(Collection entries)
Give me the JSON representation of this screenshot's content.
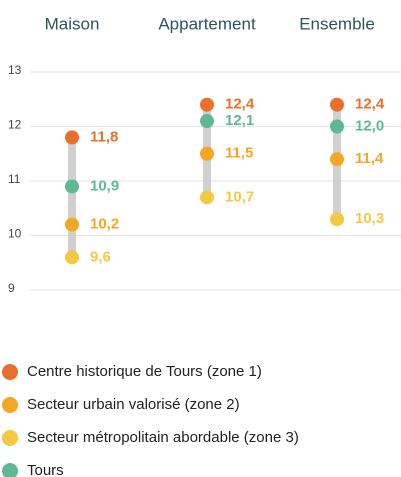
{
  "chart_data": {
    "type": "dot-range",
    "categories": [
      "Maison",
      "Appartement",
      "Ensemble"
    ],
    "series": [
      {
        "name": "Centre historique de Tours (zone 1)",
        "color": "#e8702a",
        "values": [
          11.8,
          12.4,
          12.4
        ],
        "value_labels": [
          "11,8",
          "12,4",
          "12,4"
        ]
      },
      {
        "name": "Secteur urbain valorisé (zone 2)",
        "color": "#f5a623",
        "values": [
          10.2,
          11.5,
          11.4
        ],
        "value_labels": [
          "10,2",
          "11,5",
          "11,4"
        ]
      },
      {
        "name": "Secteur métropolitain abordable (zone 3)",
        "color": "#f5c842",
        "values": [
          9.6,
          10.7,
          10.3
        ],
        "value_labels": [
          "9,6",
          "10,7",
          "10,3"
        ]
      },
      {
        "name": "Tours",
        "color": "#5fb894",
        "values": [
          10.9,
          12.1,
          12.0
        ],
        "value_labels": [
          "10,9",
          "12,1",
          "12,0"
        ]
      }
    ],
    "ylim": [
      9,
      13
    ],
    "yticks": [
      9,
      10,
      11,
      12,
      13
    ],
    "grid": true
  }
}
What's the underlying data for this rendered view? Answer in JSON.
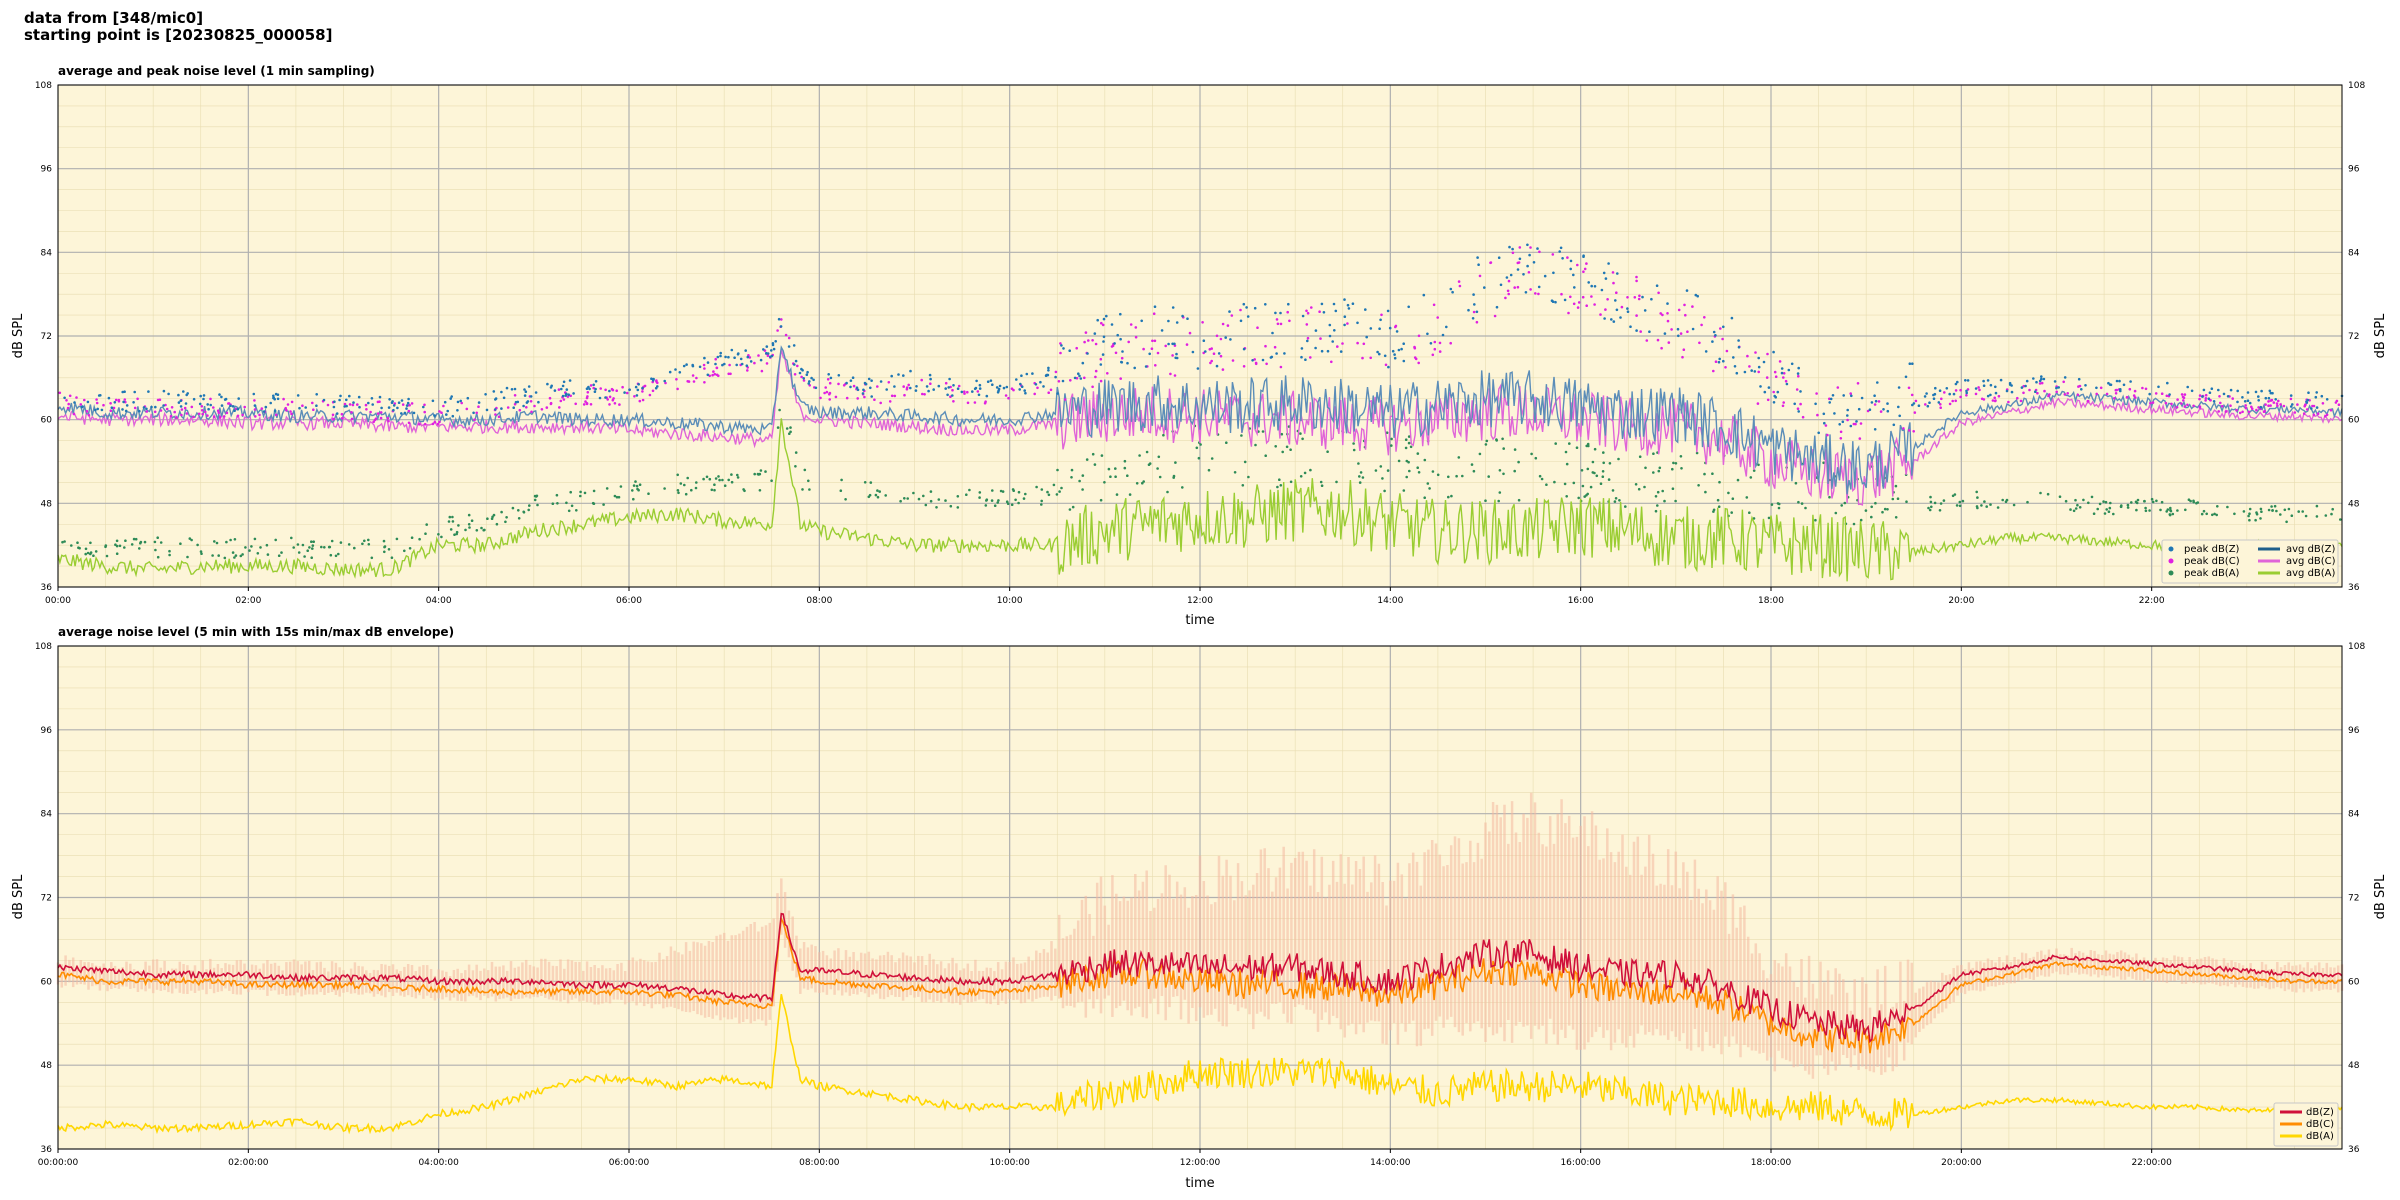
{
  "header": {
    "line1": "data from [348/mic0]",
    "line2": "starting point is [20230825_000058]"
  },
  "panel_top": {
    "title": "average and peak noise level (1 min sampling)",
    "ylabel": "dB SPL",
    "xlabel": "time",
    "legend": [
      "peak dB(Z)",
      "peak dB(C)",
      "peak dB(A)",
      "avg dB(Z)",
      "avg dB(C)",
      "avg dB(A)"
    ]
  },
  "panel_bottom": {
    "title": "average noise level (5 min with 15s min/max dB envelope)",
    "ylabel": "dB SPL",
    "xlabel": "time",
    "legend": [
      "dB(Z)",
      "dB(C)",
      "dB(A)"
    ]
  },
  "colors": {
    "background": "#fdf5d8",
    "avg_z": "#5b8db8",
    "avg_c": "#e064d8",
    "avg_a": "#9acd32",
    "peak_z": "#1f77b4",
    "peak_c": "#e020e0",
    "peak_a": "#2e8b57",
    "dbz": "#d0103a",
    "dbc": "#ff8c00",
    "dba": "#ffd700",
    "envelope": "#f4b8a0"
  },
  "chart_data": [
    {
      "type": "line",
      "title": "average and peak noise level (1 min sampling)",
      "xlabel": "time",
      "ylabel": "dB SPL",
      "xlim": [
        0,
        24
      ],
      "ylim": [
        36,
        108
      ],
      "yticks": [
        "36",
        "48",
        "60",
        "72",
        "84",
        "96",
        "108"
      ],
      "xtick_labels": [
        "00:00",
        "02:00",
        "04:00",
        "06:00",
        "08:00",
        "10:00",
        "12:00",
        "14:00",
        "16:00",
        "18:00",
        "20:00",
        "22:00"
      ],
      "grid": true,
      "legend_position": "lower-right",
      "x_hours": [
        0,
        0.5,
        1,
        1.5,
        2,
        2.5,
        3,
        3.5,
        4,
        4.5,
        5,
        5.5,
        6,
        6.5,
        7,
        7.5,
        7.6,
        7.8,
        8,
        8.5,
        9,
        9.5,
        10,
        10.5,
        11,
        11.5,
        12,
        12.5,
        13,
        13.5,
        14,
        14.5,
        15,
        15.5,
        16,
        16.5,
        17,
        17.5,
        18,
        18.5,
        19,
        19.5,
        20,
        20.5,
        21,
        21.5,
        22,
        22.5,
        23,
        23.5,
        24
      ],
      "series": [
        {
          "name": "avg dB(Z)",
          "values": [
            62,
            61,
            61,
            61,
            61,
            60.5,
            60.5,
            60.5,
            60,
            60,
            60.5,
            60,
            60,
            59.5,
            59,
            58.5,
            71,
            62,
            61,
            61,
            60.5,
            60,
            60,
            61,
            62,
            62.5,
            62,
            62,
            62.5,
            62,
            61,
            62,
            63,
            63,
            62,
            61,
            61,
            59,
            56,
            54,
            53,
            56,
            61,
            62,
            63.5,
            63,
            62.5,
            62,
            61.5,
            61.5,
            61
          ]
        },
        {
          "name": "avg dB(C)",
          "values": [
            60.5,
            60,
            60,
            60,
            59.5,
            59.5,
            59.5,
            59,
            59,
            59,
            59,
            59,
            58.5,
            58,
            57.5,
            57,
            70,
            61,
            60,
            59.5,
            59,
            58.5,
            58.5,
            59.5,
            60.5,
            61,
            60.5,
            60,
            60,
            59.5,
            59,
            60,
            61,
            61,
            60,
            59,
            59,
            57,
            54,
            52,
            51.5,
            54,
            59.5,
            61,
            62.5,
            62,
            61.5,
            61,
            60.5,
            60.5,
            60
          ]
        },
        {
          "name": "avg dB(A)",
          "values": [
            40,
            39,
            38.5,
            39,
            39,
            39,
            38.5,
            38.5,
            42,
            42,
            44,
            45,
            46,
            46.5,
            45.5,
            45,
            60,
            45,
            44,
            43,
            42,
            42,
            42,
            42,
            44,
            45,
            46,
            46,
            47,
            47,
            45,
            44,
            44,
            44,
            45,
            44,
            43,
            43,
            42,
            42,
            41,
            41,
            42,
            43,
            43,
            42.5,
            42,
            42,
            42,
            42,
            42
          ]
        },
        {
          "name": "peak dB(Z)",
          "values": [
            63,
            62,
            62,
            62,
            62,
            62,
            61.5,
            61.5,
            61,
            62,
            63,
            64,
            64,
            66,
            68,
            69,
            74,
            66,
            65,
            64,
            65,
            64,
            64,
            66,
            69,
            70,
            70,
            71,
            71,
            71,
            70,
            73,
            78,
            80,
            78,
            76,
            73,
            70,
            64,
            60,
            60,
            62,
            64,
            64,
            65,
            64,
            64,
            63,
            62.5,
            62.5,
            62
          ]
        },
        {
          "name": "peak dB(C)",
          "values": [
            62,
            61,
            61,
            61,
            61,
            61,
            60.5,
            60.5,
            60,
            61,
            62,
            63,
            63,
            65,
            67,
            68,
            73,
            65,
            64,
            63,
            64,
            63,
            63,
            65,
            68,
            69,
            69,
            70,
            70,
            70,
            69,
            72,
            77,
            79,
            77,
            75,
            72,
            69,
            63,
            59,
            59,
            61,
            63,
            63,
            64,
            63,
            63,
            62,
            61.5,
            61.5,
            61
          ]
        },
        {
          "name": "peak dB(A)",
          "values": [
            42,
            41,
            41,
            41,
            41,
            41,
            41,
            41,
            44,
            45,
            47,
            48,
            49,
            50,
            50,
            51,
            63,
            51,
            50,
            49,
            48,
            48,
            48,
            49,
            51,
            52,
            53,
            53,
            53,
            53,
            52,
            51,
            51,
            51,
            51,
            50,
            49,
            49,
            48,
            48,
            47,
            47,
            48,
            48,
            48,
            47,
            47,
            47,
            46,
            46,
            46
          ]
        }
      ]
    },
    {
      "type": "line",
      "title": "average noise level (5 min with 15s min/max dB envelope)",
      "xlabel": "time",
      "ylabel": "dB SPL",
      "xlim": [
        0,
        24
      ],
      "ylim": [
        36,
        108
      ],
      "yticks": [
        "36",
        "48",
        "60",
        "72",
        "84",
        "96",
        "108"
      ],
      "xtick_labels": [
        "00:00:00",
        "02:00:00",
        "04:00:00",
        "06:00:00",
        "08:00:00",
        "10:00:00",
        "12:00:00",
        "14:00:00",
        "16:00:00",
        "18:00:00",
        "20:00:00",
        "22:00:00"
      ],
      "grid": true,
      "legend_position": "lower-right",
      "x_hours": [
        0,
        0.5,
        1,
        1.5,
        2,
        2.5,
        3,
        3.5,
        4,
        4.5,
        5,
        5.5,
        6,
        6.5,
        7,
        7.5,
        7.6,
        7.8,
        8,
        8.5,
        9,
        9.5,
        10,
        10.5,
        11,
        11.5,
        12,
        12.5,
        13,
        13.5,
        14,
        14.5,
        15,
        15.5,
        16,
        16.5,
        17,
        17.5,
        18,
        18.5,
        19,
        19.5,
        20,
        20.5,
        21,
        21.5,
        22,
        22.5,
        23,
        23.5,
        24
      ],
      "series": [
        {
          "name": "dB(Z)",
          "values": [
            62,
            61.5,
            61,
            61,
            61,
            60.5,
            60.5,
            60.5,
            60,
            60,
            60,
            59.5,
            59.5,
            59,
            58,
            57.5,
            70,
            61.5,
            61.5,
            61,
            60.5,
            60,
            60,
            61,
            62.5,
            62.5,
            62,
            62,
            62,
            61,
            60,
            62,
            64,
            64,
            62,
            61,
            61,
            59,
            56,
            54,
            53,
            56,
            61,
            62,
            63.5,
            63,
            62.5,
            62,
            61.5,
            61,
            61
          ]
        },
        {
          "name": "dB(C)",
          "values": [
            61,
            60,
            60,
            60,
            59.5,
            59.5,
            59.5,
            59,
            59,
            58.5,
            58.5,
            58.5,
            58.5,
            58,
            57,
            56.5,
            69,
            60.5,
            60,
            59.5,
            59,
            58.5,
            58.5,
            59.5,
            61,
            61,
            60,
            59.5,
            59.5,
            59,
            58,
            59.5,
            61.5,
            61.5,
            59.5,
            58.5,
            58.5,
            57,
            54,
            52,
            51.5,
            54,
            59.5,
            61,
            62.5,
            62,
            61.5,
            61,
            60.5,
            60,
            60
          ]
        },
        {
          "name": "dB(A)",
          "values": [
            39,
            39.5,
            39,
            39,
            39.5,
            40,
            39,
            39,
            41,
            42,
            44,
            46,
            46,
            45,
            46,
            45,
            58,
            46,
            45,
            44,
            43,
            42,
            42,
            42,
            44,
            45,
            47,
            47,
            47,
            47,
            45,
            44,
            45,
            45,
            45,
            44,
            43,
            43,
            42,
            42,
            41,
            41,
            42,
            43,
            43,
            42.5,
            42,
            42,
            41.5,
            41.5,
            42
          ]
        },
        {
          "name": "envelope max",
          "values": [
            63,
            62,
            62,
            62,
            62,
            62,
            61.5,
            61.5,
            61,
            61.5,
            62,
            62,
            62,
            64,
            66,
            68,
            74,
            65,
            64,
            63,
            63,
            62,
            62,
            65,
            70,
            72,
            73,
            74,
            74,
            74,
            73,
            76,
            80,
            82,
            80,
            77,
            74,
            70,
            62,
            58,
            56,
            58,
            62,
            63,
            64,
            64,
            63,
            63,
            62,
            62,
            62
          ]
        },
        {
          "name": "envelope min",
          "values": [
            60,
            59.5,
            59,
            59,
            59,
            58.5,
            58.5,
            58.5,
            58,
            58,
            58,
            57.5,
            57.5,
            56.5,
            55,
            54.5,
            67,
            59,
            59,
            58.5,
            58,
            57.5,
            57.5,
            58,
            58.5,
            58.5,
            57.5,
            57,
            57,
            55.5,
            54,
            55,
            55,
            55,
            54,
            54,
            54,
            53,
            51,
            49.5,
            49.5,
            52,
            58.5,
            60,
            61.5,
            61,
            60.5,
            60,
            59.5,
            59,
            59
          ]
        }
      ]
    }
  ]
}
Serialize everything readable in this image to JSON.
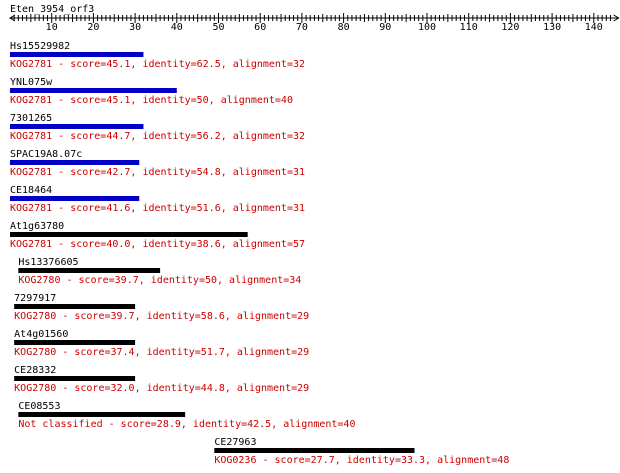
{
  "query": {
    "label": "Eten_3954_orf3"
  },
  "ruler": {
    "min": 0,
    "max": 145,
    "labels": [
      "10",
      "20",
      "30",
      "40",
      "50",
      "60",
      "70",
      "80",
      "90",
      "100",
      "110",
      "120",
      "130",
      "140"
    ],
    "label_values": [
      10,
      20,
      30,
      40,
      50,
      60,
      70,
      80,
      90,
      100,
      110,
      120,
      130,
      140
    ]
  },
  "colors": {
    "best_hit": "#0000c8",
    "other_hit": "#000000",
    "description": "#cc0000",
    "text": "#000000"
  },
  "hits": [
    {
      "name": "Hs15529982",
      "desc": "KOG2781 - score=45.1, identity=62.5, alignment=32",
      "start": 0,
      "end": 32,
      "best": true
    },
    {
      "name": "YNL075w",
      "desc": "KOG2781 - score=45.1, identity=50, alignment=40",
      "start": 0,
      "end": 40,
      "best": true
    },
    {
      "name": "7301265",
      "desc": "KOG2781 - score=44.7, identity=56.2, alignment=32",
      "start": 0,
      "end": 32,
      "best": true
    },
    {
      "name": "SPAC19A8.07c",
      "desc": "KOG2781 - score=42.7, identity=54.8, alignment=31",
      "start": 0,
      "end": 31,
      "best": true
    },
    {
      "name": "CE18464",
      "desc": "KOG2781 - score=41.6, identity=51.6, alignment=31",
      "start": 0,
      "end": 31,
      "best": true
    },
    {
      "name": "At1g63780",
      "desc": "KOG2781 - score=40.0, identity=38.6, alignment=57",
      "start": 0,
      "end": 57,
      "best": false
    },
    {
      "name": "Hs13376605",
      "desc": "KOG2780 - score=39.7, identity=50, alignment=34",
      "start": 2,
      "end": 36,
      "best": false
    },
    {
      "name": "7297917",
      "desc": "KOG2780 - score=39.7, identity=58.6, alignment=29",
      "start": 1,
      "end": 30,
      "best": false
    },
    {
      "name": "At4g01560",
      "desc": "KOG2780 - score=37.4, identity=51.7, alignment=29",
      "start": 1,
      "end": 30,
      "best": false
    },
    {
      "name": "CE28332",
      "desc": "KOG2780 - score=32.0, identity=44.8, alignment=29",
      "start": 1,
      "end": 30,
      "best": false
    },
    {
      "name": "CE08553",
      "desc": "Not classified - score=28.9, identity=42.5, alignment=40",
      "start": 2,
      "end": 42,
      "best": false
    },
    {
      "name": "CE27963",
      "desc": "KOG0236 - score=27.7, identity=33.3, alignment=48",
      "start": 49,
      "end": 97,
      "best": false
    }
  ]
}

TASK DETAILS ▸
Your task is to report how many lines of the material include the string "with". Give the number and no other words.

RESPONSE TO THE EXERCISE ▸
2